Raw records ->
--
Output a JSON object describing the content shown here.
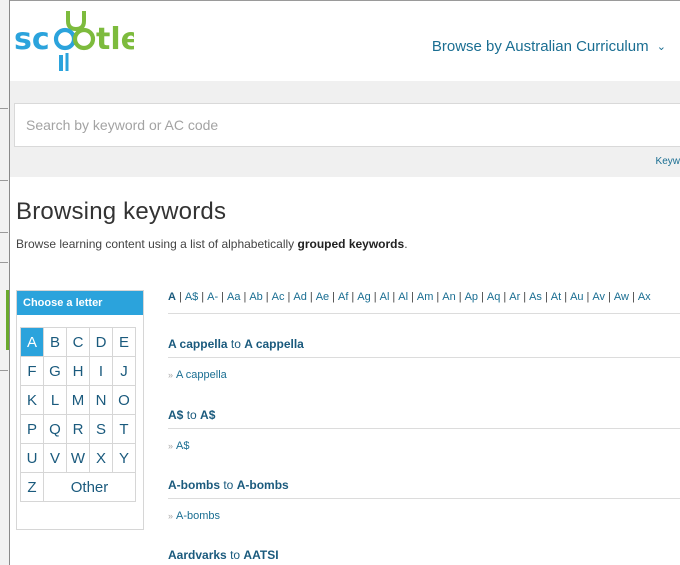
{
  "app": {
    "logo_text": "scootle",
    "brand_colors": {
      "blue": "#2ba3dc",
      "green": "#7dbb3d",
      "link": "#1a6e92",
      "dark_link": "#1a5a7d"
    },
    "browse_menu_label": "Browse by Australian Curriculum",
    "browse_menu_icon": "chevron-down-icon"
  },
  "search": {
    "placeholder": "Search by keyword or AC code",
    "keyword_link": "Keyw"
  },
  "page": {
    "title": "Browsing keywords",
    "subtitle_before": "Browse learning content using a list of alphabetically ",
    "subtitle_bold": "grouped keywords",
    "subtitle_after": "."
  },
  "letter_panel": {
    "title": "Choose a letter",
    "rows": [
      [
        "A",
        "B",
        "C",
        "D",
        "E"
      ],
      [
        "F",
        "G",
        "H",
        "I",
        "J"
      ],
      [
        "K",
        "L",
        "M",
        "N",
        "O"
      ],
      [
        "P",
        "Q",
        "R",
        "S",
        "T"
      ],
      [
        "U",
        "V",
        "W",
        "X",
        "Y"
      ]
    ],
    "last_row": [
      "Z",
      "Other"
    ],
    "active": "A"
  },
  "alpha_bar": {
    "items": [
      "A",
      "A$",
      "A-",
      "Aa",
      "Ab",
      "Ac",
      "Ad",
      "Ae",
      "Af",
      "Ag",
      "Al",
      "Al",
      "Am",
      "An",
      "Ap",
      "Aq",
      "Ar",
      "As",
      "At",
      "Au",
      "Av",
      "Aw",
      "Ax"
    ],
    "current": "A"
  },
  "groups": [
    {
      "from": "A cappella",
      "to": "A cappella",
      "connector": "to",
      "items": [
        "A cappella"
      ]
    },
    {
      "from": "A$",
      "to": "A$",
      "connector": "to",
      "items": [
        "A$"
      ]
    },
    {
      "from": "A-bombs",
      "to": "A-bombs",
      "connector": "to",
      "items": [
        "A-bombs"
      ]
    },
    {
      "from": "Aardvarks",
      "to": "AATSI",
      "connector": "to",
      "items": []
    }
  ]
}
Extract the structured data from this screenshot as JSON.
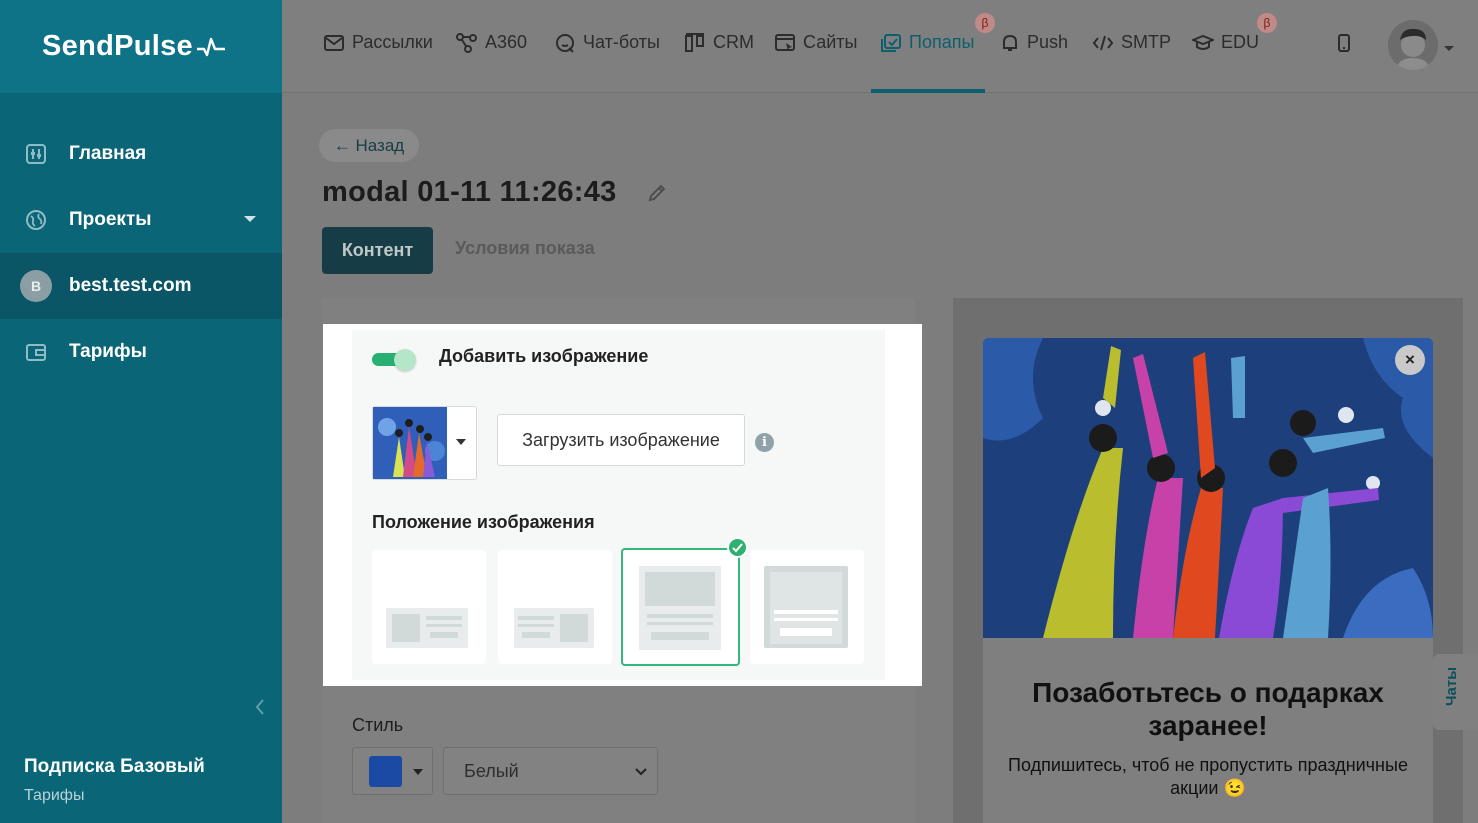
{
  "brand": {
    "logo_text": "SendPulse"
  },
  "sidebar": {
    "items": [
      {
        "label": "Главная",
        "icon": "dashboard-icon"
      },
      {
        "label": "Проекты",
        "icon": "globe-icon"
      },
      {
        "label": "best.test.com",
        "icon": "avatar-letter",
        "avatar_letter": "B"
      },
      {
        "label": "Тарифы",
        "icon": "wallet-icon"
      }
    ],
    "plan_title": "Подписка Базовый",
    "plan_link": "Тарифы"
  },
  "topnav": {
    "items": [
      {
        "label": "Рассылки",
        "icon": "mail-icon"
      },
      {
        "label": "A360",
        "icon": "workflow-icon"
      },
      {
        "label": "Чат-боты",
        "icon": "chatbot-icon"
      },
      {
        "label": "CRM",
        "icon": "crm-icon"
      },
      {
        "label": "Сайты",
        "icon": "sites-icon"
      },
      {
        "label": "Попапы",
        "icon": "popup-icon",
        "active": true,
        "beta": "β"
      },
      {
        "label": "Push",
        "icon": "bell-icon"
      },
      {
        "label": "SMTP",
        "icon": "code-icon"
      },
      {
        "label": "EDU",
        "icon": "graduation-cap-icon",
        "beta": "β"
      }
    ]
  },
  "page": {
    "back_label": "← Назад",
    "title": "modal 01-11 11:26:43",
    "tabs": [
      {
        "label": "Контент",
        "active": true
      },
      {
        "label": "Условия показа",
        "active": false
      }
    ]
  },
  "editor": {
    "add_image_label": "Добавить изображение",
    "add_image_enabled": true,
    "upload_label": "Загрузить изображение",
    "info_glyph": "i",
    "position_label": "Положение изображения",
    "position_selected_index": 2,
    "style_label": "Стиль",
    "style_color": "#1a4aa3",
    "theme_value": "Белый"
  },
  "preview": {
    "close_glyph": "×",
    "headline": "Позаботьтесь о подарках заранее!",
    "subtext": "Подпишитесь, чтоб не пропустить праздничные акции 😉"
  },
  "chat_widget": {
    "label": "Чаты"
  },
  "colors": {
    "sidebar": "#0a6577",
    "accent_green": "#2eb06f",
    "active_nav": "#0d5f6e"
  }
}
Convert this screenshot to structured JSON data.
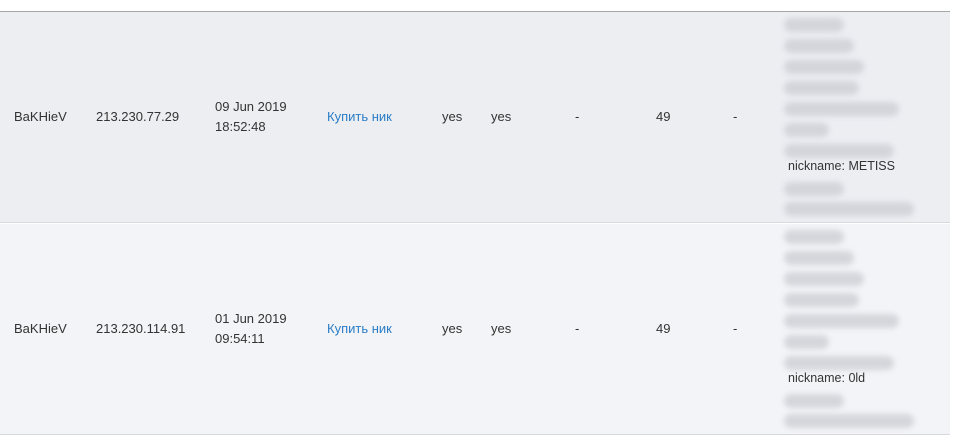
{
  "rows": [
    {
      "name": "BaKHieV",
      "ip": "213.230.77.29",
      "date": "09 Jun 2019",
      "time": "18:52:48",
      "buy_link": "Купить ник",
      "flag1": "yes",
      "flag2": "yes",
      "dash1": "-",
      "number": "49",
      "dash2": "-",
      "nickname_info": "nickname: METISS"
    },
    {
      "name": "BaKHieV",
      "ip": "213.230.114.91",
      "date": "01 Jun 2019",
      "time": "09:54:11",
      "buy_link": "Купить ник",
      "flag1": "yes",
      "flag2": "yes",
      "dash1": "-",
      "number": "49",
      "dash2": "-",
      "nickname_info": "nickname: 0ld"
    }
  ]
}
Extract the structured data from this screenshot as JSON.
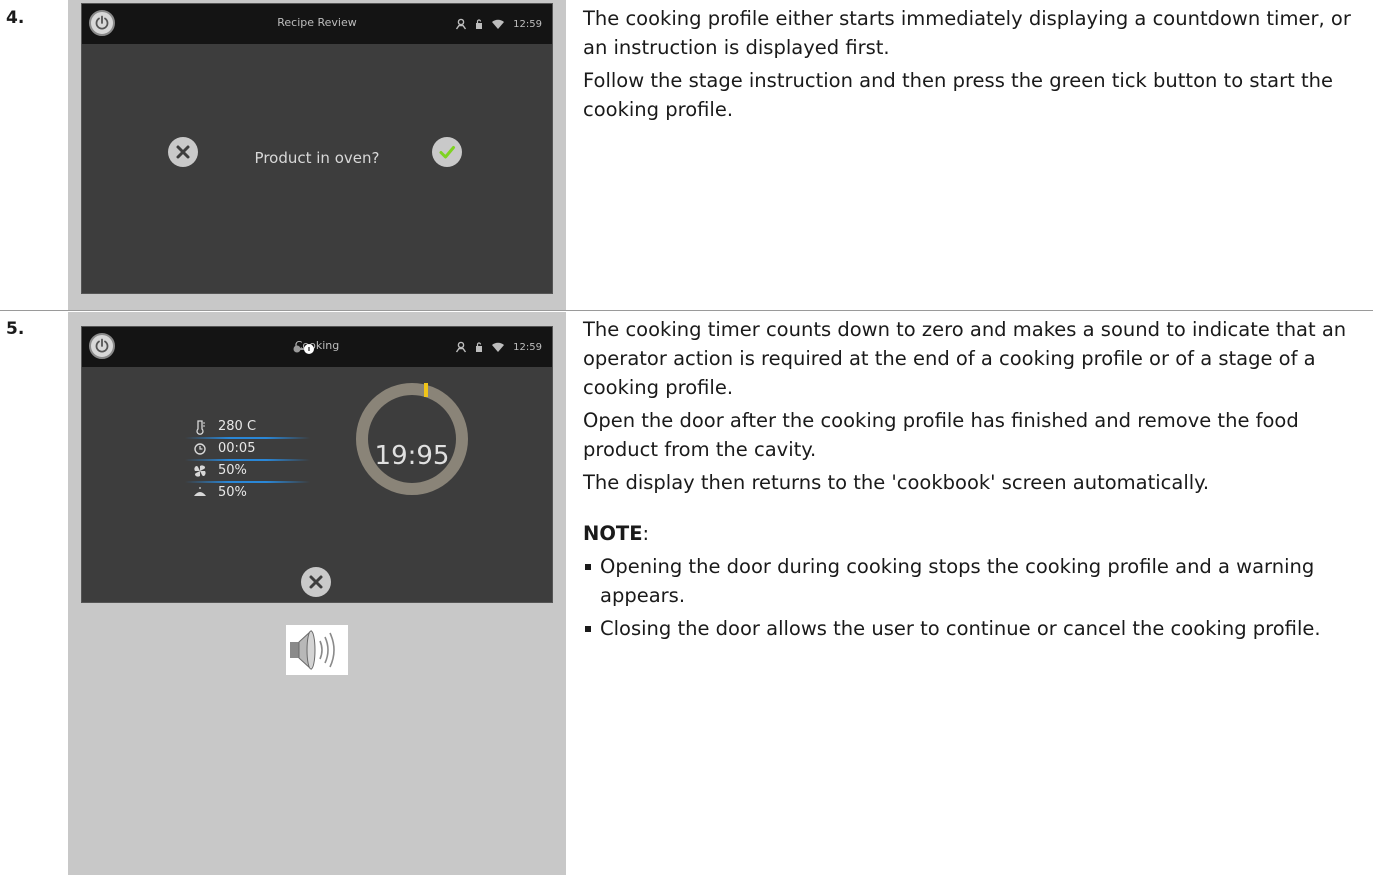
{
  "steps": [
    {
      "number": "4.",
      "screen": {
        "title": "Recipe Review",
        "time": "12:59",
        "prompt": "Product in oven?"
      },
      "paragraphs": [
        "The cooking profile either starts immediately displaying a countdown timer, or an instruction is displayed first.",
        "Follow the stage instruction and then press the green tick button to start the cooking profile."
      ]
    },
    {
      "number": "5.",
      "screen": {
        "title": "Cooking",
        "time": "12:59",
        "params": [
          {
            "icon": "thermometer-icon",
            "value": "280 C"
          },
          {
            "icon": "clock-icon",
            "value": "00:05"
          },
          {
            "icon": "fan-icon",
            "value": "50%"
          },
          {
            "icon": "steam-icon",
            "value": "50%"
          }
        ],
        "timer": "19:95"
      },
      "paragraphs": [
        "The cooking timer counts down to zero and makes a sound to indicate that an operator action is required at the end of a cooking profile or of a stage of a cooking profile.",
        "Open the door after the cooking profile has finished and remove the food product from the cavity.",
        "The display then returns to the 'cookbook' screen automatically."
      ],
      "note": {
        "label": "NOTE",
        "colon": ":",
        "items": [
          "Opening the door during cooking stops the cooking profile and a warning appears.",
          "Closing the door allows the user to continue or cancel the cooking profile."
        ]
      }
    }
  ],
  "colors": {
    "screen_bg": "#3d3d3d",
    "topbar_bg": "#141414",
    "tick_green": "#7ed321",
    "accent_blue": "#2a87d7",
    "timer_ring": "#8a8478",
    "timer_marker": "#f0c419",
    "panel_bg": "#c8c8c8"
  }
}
--
Reproduce all entries exactly. Pictures do not belong in the copy.

Output a JSON object describing the content shown here.
{
  "app": {
    "logo_text": "scootle",
    "brand_colors": {
      "blue": "#2ba3dc",
      "green": "#7dbb3d",
      "link": "#1a6e92",
      "dark_link": "#1a5a7d"
    },
    "browse_menu_label": "Browse by Australian Curriculum",
    "browse_menu_icon": "chevron-down-icon"
  },
  "search": {
    "placeholder": "Search by keyword or AC code",
    "keyword_link": "Keyw"
  },
  "page": {
    "title": "Browsing keywords",
    "subtitle_before": "Browse learning content using a list of alphabetically ",
    "subtitle_bold": "grouped keywords",
    "subtitle_after": "."
  },
  "letter_panel": {
    "title": "Choose a letter",
    "rows": [
      [
        "A",
        "B",
        "C",
        "D",
        "E"
      ],
      [
        "F",
        "G",
        "H",
        "I",
        "J"
      ],
      [
        "K",
        "L",
        "M",
        "N",
        "O"
      ],
      [
        "P",
        "Q",
        "R",
        "S",
        "T"
      ],
      [
        "U",
        "V",
        "W",
        "X",
        "Y"
      ]
    ],
    "last_row": [
      "Z",
      "Other"
    ],
    "active": "A"
  },
  "alpha_bar": {
    "items": [
      "A",
      "A$",
      "A-",
      "Aa",
      "Ab",
      "Ac",
      "Ad",
      "Ae",
      "Af",
      "Ag",
      "Al",
      "Al",
      "Am",
      "An",
      "Ap",
      "Aq",
      "Ar",
      "As",
      "At",
      "Au",
      "Av",
      "Aw",
      "Ax"
    ],
    "current": "A"
  },
  "groups": [
    {
      "from": "A cappella",
      "to": "A cappella",
      "connector": "to",
      "items": [
        "A cappella"
      ]
    },
    {
      "from": "A$",
      "to": "A$",
      "connector": "to",
      "items": [
        "A$"
      ]
    },
    {
      "from": "A-bombs",
      "to": "A-bombs",
      "connector": "to",
      "items": [
        "A-bombs"
      ]
    },
    {
      "from": "Aardvarks",
      "to": "AATSI",
      "connector": "to",
      "items": []
    }
  ]
}
Extract the structured data from this screenshot as JSON.
{
  "brand": {
    "logo_text": "SendPulse"
  },
  "sidebar": {
    "items": [
      {
        "label": "Главная",
        "icon": "dashboard-icon"
      },
      {
        "label": "Проекты",
        "icon": "globe-icon"
      },
      {
        "label": "best.test.com",
        "icon": "avatar-letter",
        "avatar_letter": "B"
      },
      {
        "label": "Тарифы",
        "icon": "wallet-icon"
      }
    ],
    "plan_title": "Подписка Базовый",
    "plan_link": "Тарифы"
  },
  "topnav": {
    "items": [
      {
        "label": "Рассылки",
        "icon": "mail-icon"
      },
      {
        "label": "A360",
        "icon": "workflow-icon"
      },
      {
        "label": "Чат-боты",
        "icon": "chatbot-icon"
      },
      {
        "label": "CRM",
        "icon": "crm-icon"
      },
      {
        "label": "Сайты",
        "icon": "sites-icon"
      },
      {
        "label": "Попапы",
        "icon": "popup-icon",
        "active": true,
        "beta": "β"
      },
      {
        "label": "Push",
        "icon": "bell-icon"
      },
      {
        "label": "SMTP",
        "icon": "code-icon"
      },
      {
        "label": "EDU",
        "icon": "graduation-cap-icon",
        "beta": "β"
      }
    ]
  },
  "page": {
    "back_label": "← Назад",
    "title": "modal 01-11 11:26:43",
    "tabs": [
      {
        "label": "Контент",
        "active": true
      },
      {
        "label": "Условия показа",
        "active": false
      }
    ]
  },
  "editor": {
    "add_image_label": "Добавить изображение",
    "add_image_enabled": true,
    "upload_label": "Загрузить изображение",
    "info_glyph": "i",
    "position_label": "Положение изображения",
    "position_selected_index": 2,
    "style_label": "Стиль",
    "style_color": "#1a4aa3",
    "theme_value": "Белый"
  },
  "preview": {
    "close_glyph": "×",
    "headline": "Позаботьтесь о подарках заранее!",
    "subtext": "Подпишитесь, чтоб не пропустить праздничные акции 😉"
  },
  "chat_widget": {
    "label": "Чаты"
  },
  "colors": {
    "sidebar": "#0a6577",
    "accent_green": "#2eb06f",
    "active_nav": "#0d5f6e"
  }
}
Convert this screenshot to structured JSON data.
{
  "rows": [
    {
      "name": "BaKHieV",
      "ip": "213.230.77.29",
      "date": "09 Jun 2019",
      "time": "18:52:48",
      "buy_link": "Купить ник",
      "flag1": "yes",
      "flag2": "yes",
      "dash1": "-",
      "number": "49",
      "dash2": "-",
      "nickname_info": "nickname: METISS"
    },
    {
      "name": "BaKHieV",
      "ip": "213.230.114.91",
      "date": "01 Jun 2019",
      "time": "09:54:11",
      "buy_link": "Купить ник",
      "flag1": "yes",
      "flag2": "yes",
      "dash1": "-",
      "number": "49",
      "dash2": "-",
      "nickname_info": "nickname: 0ld"
    }
  ]
}
Extract the structured data from this screenshot as JSON.
{
  "steps": [
    {
      "number": "4.",
      "screen": {
        "title": "Recipe Review",
        "time": "12:59",
        "prompt": "Product in oven?"
      },
      "paragraphs": [
        "The cooking profile either starts immediately displaying a countdown timer, or an instruction is displayed first.",
        "Follow the stage instruction and then press the green tick button to start the cooking profile."
      ]
    },
    {
      "number": "5.",
      "screen": {
        "title": "Cooking",
        "time": "12:59",
        "params": [
          {
            "icon": "thermometer-icon",
            "value": "280 C"
          },
          {
            "icon": "clock-icon",
            "value": "00:05"
          },
          {
            "icon": "fan-icon",
            "value": "50%"
          },
          {
            "icon": "steam-icon",
            "value": "50%"
          }
        ],
        "timer": "19:95"
      },
      "paragraphs": [
        "The cooking timer counts down to zero and makes a sound to indicate that an operator action is required at the end of a cooking profile or of a stage of a cooking profile.",
        "Open the door after the cooking profile has finished and remove the food product from the cavity.",
        "The display then returns to the 'cookbook' screen automatically."
      ],
      "note": {
        "label": "NOTE",
        "colon": ":",
        "items": [
          "Opening the door during cooking stops the cooking profile and a warning appears.",
          "Closing the door allows the user to continue or cancel the cooking profile."
        ]
      }
    }
  ],
  "colors": {
    "screen_bg": "#3d3d3d",
    "topbar_bg": "#141414",
    "tick_green": "#7ed321",
    "accent_blue": "#2a87d7",
    "timer_ring": "#8a8478",
    "timer_marker": "#f0c419",
    "panel_bg": "#c8c8c8"
  }
}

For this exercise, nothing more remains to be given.